## Aim of the task
Copy the data that follows exactly. Include no pictures.

+ + + +

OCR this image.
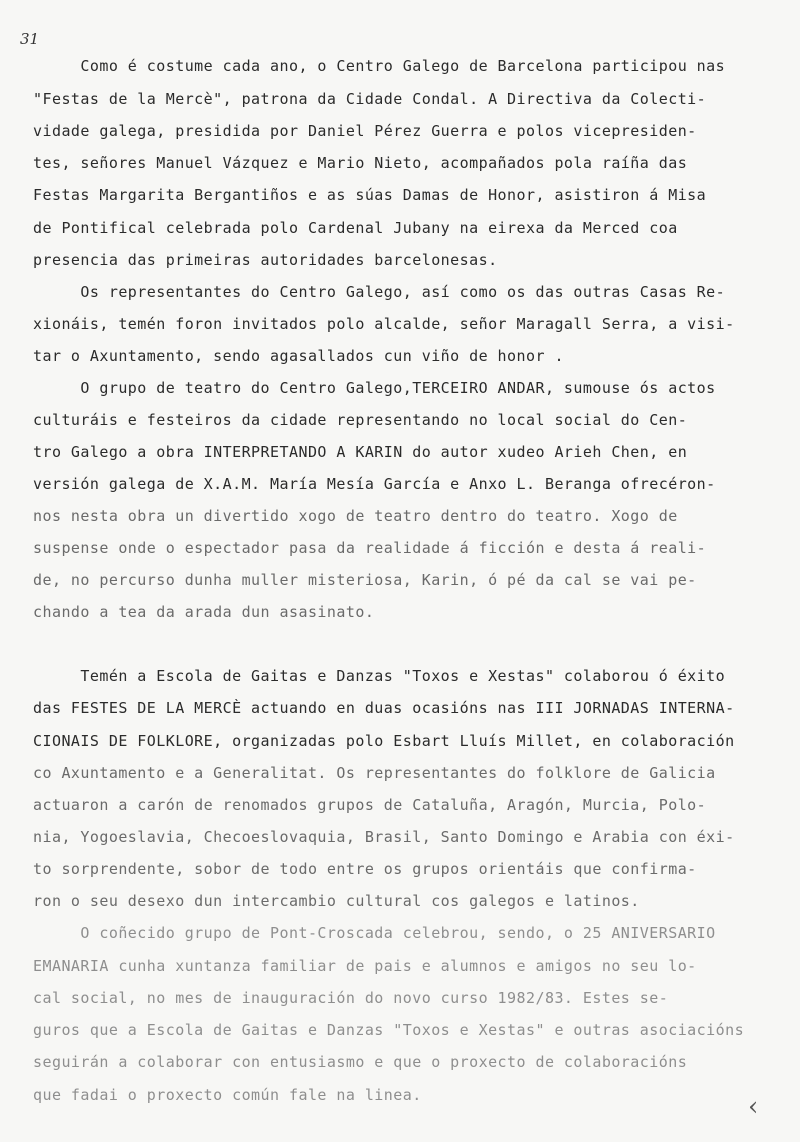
31
Como é costume cada ano, o Centro Galego de Barcelona participou nas
"Festas de la Mercè", patrona da Cidade Condal. A Directiva da Colecti-
vidade galega, presidida por Daniel Pérez Guerra e polos vicepresiden-
tes, señores Manuel Vázquez e Mario Nieto, acompañados pola raíña das
Festas Margarita Bergantiños e as súas Damas de Honor, asistiron á Misa
de Pontifical celebrada polo Cardenal Jubany na eirexa da Merced coa
presencia das primeiras autoridades barcelonesas.
Os representantes do Centro Galego, así como os das outras Casas Re-
xionáis, temén foron invitados polo alcalde, señor Maragall Serra, a visi-
tar o Axuntamento, sendo agasallados cun viño de honor .
O grupo de teatro do Centro Galego,TERCEIRO ANDAR, sumouse ós actos
culturáis e festeiros da cidade representando no local social do Cen-
tro Galego a obra INTERPRETANDO A KARIN do autor xudeo Arieh Chen, en
versión galega de X.A.M. María Mesía García e Anxo L. Beranga ofrecéron-
nos nesta obra un divertido xogo de teatro dentro do teatro. Xogo de
suspense onde o espectador pasa da realidade á ficción e desta á reali-
de, no percurso dunha muller misteriosa, Karin, ó pé da cal se vai pe-
chando a tea da arada dun asasinato.
Temén a Escola de Gaitas e Danzas "Toxos e Xestas" colaborou ó éxito
das FESTES DE LA MERCÈ actuando en duas ocasións nas III JORNADAS INTERNA-
CIONAIS DE FOLKLORE, organizadas polo Esbart Lluís Millet, en colaboración
co Axuntamento e a Generalitat. Os representantes do folklore de Galicia
actuaron a carón de renomados grupos de Cataluña, Aragón, Murcia, Polo-
nia, Yogoeslavia, Checoeslovaquia, Brasil, Santo Domingo e Arabia con éxi-
to sorprendente, sobor de todo entre os grupos orientáis que confirma-
ron o seu desexo dun intercambio cultural cos galegos e latinos.
O coñecido grupo de Pont-Croscada celebrou, sendo, o 25 ANIVERSARIO
EMANARIA cunha xuntanza familiar de pais e alumnos e amigos no seu lo-
cal social, no mes de inauguración do novo curso 1982/83. Estes se-
guros que a Escola de Gaitas e Danzas "Toxos e Xestas" e outras asociacións
seguirán a colaborar con entusiasmo e que o proxecto de colaboracións
que fadai o proxecto común fale na linea.	‹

+ + + +

## Written reply
OCR this image.
31
Como é costume cada ano, o Centro Galego de Barcelona participou nas
"Festas de la Mercè", patrona da Cidade Condal. A Directiva da Colecti-
vidade galega, presidida por Daniel Pérez Guerra e polos vicepresiden-
tes, señores Manuel Vázquez e Mario Nieto, acompañados pola raíña das
Festas Margarita Bergantiños e as súas Damas de Honor, asistiron á Misa
de Pontifical celebrada polo Cardenal Jubany na eirexa da Merced coa
presencia das primeiras autoridades barcelonesas.
Os representantes do Centro Galego, así como os das outras Casas Re-
xionáis, temén foron invitados polo alcalde, señor Maragall Serra, a visi-
tar o Axuntamento, sendo agasallados cun viño de honor .
O grupo de teatro do Centro Galego,TERCEIRO ANDAR, sumouse ós actos
culturáis e festeiros da cidade representando no local social do Cen-
tro Galego a obra INTERPRETANDO A KARIN do autor xudeo Arieh Chen, en
versión galega de X.A.M. María Mesía García e Anxo L. Beranga ofrecéron-
nos nesta obra un divertido xogo de teatro dentro do teatro. Xogo de
suspense onde o espectador pasa da realidade á ficción e desta á reali-
de, no percurso dunha muller misteriosa, Karin, ó pé da cal se vai pe-
chando a tea da arada dun asasinato.
Temén a Escola de Gaitas e Danzas "Toxos e Xestas" colaborou ó éxito
das FESTES DE LA MERCÈ actuando en duas ocasións nas III JORNADAS INTERNA-
CIONAIS DE FOLKLORE, organizadas polo Esbart Lluís Millet, en colaboración
co Axuntamento e a Generalitat. Os representantes do folklore de Galicia
actuaron a carón de renomados grupos de Cataluña, Aragón, Murcia, Polo-
nia, Yogoeslavia, Checoeslovaquia, Brasil, Santo Domingo e Arabia con éxi-
to sorprendente, sobor de todo entre os grupos orientáis que confirma-
ron o seu desexo dun intercambio cultural cos galegos e latinos.
O coñecido grupo de Pont-Croscada celebrou, sendo, o 25 ANIVERSARIO
EMANARIA cunha xuntanza familiar de pais e alumnos e amigos no seu lo-
cal social, no mes de inauguración do novo curso 1982/83. Estes se-
guros que a Escola de Gaitas e Danzas "Toxos e Xestas" e outras asociacións
seguirán a colaborar con entusiasmo e que o proxecto de colaboracións
que fadai o proxecto común fale na linea.	‹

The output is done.